Set down each line of the data below exactly as it stands, dropping the pictures.
=====
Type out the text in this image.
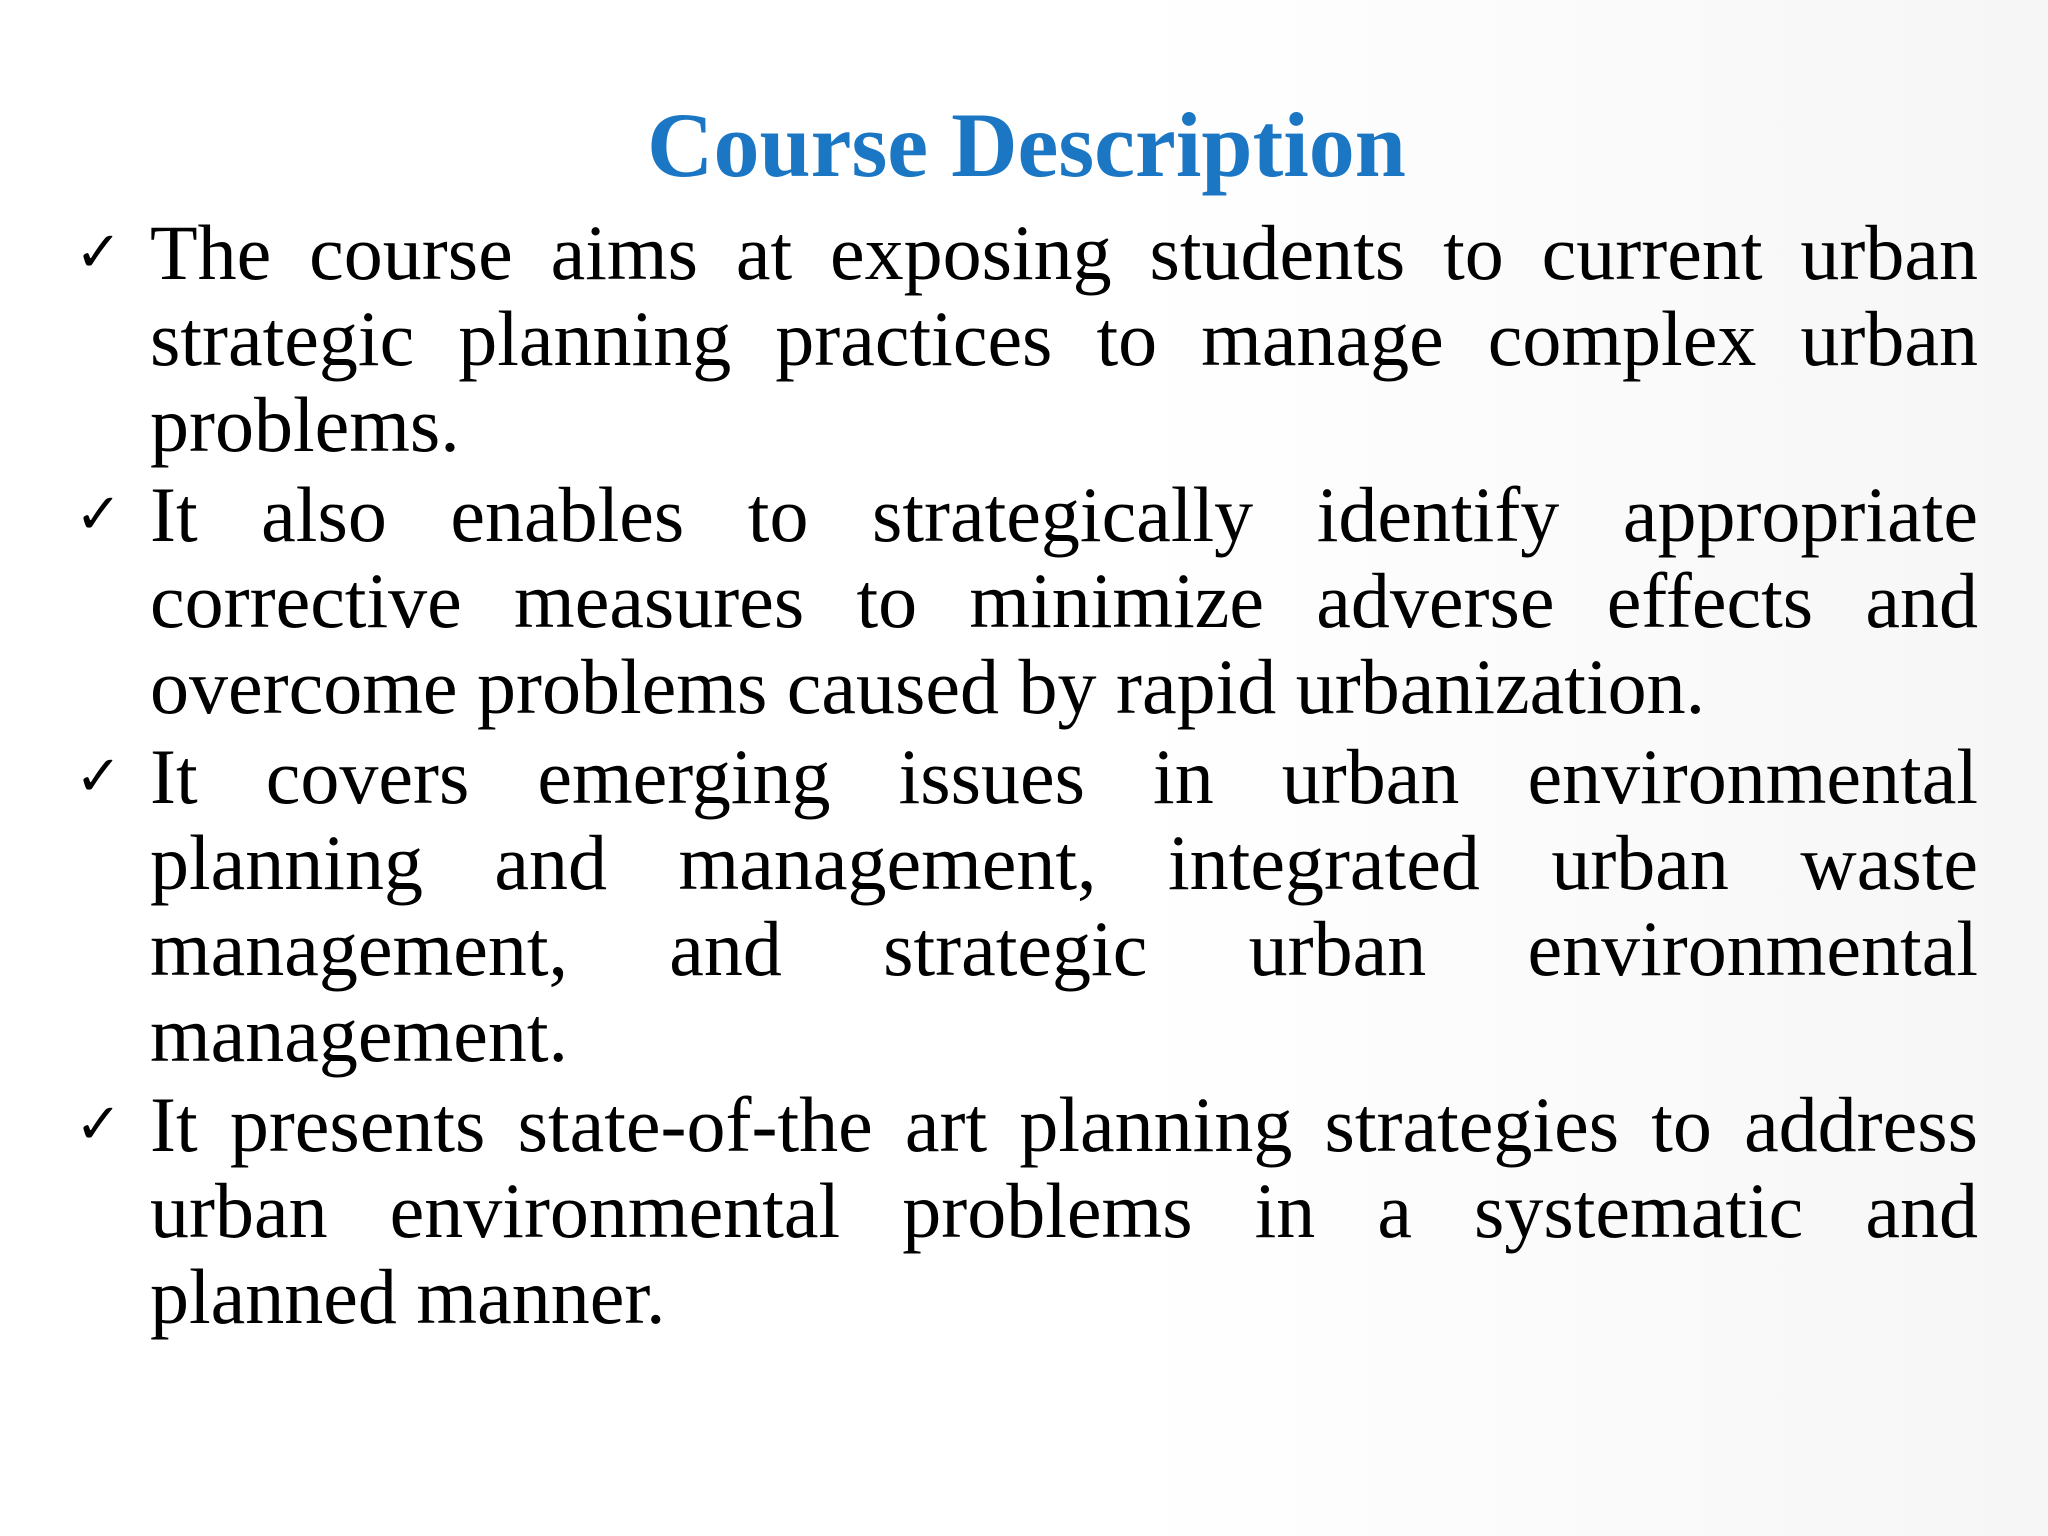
Course Description
✓ The course aims at exposing students to current urban strategic planning practices to manage complex urban problems.
✓ It also enables to strategically identify appropriate corrective measures to minimize adverse effects and overcome problems caused by rapid urbanization.
✓ It covers emerging issues in urban environmental planning and management, integrated urban waste management, and strategic urban environmental management.
✓ It presents state-of-the art planning strategies to address urban environmental problems in a systematic and planned manner.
=====
The result:
Type out the text in this image.
Course Description
✓ The course aims at exposing students to current urban strategic planning practices to manage complex urban problems.
✓ It also enables to strategically identify appropriate corrective measures to minimize adverse effects and overcome problems caused by rapid urbanization.
✓ It covers emerging issues in urban environmental planning and management, integrated urban waste management, and strategic urban environmental management.
✓ It presents state-of-the art planning strategies to address urban environmental problems in a systematic and planned manner.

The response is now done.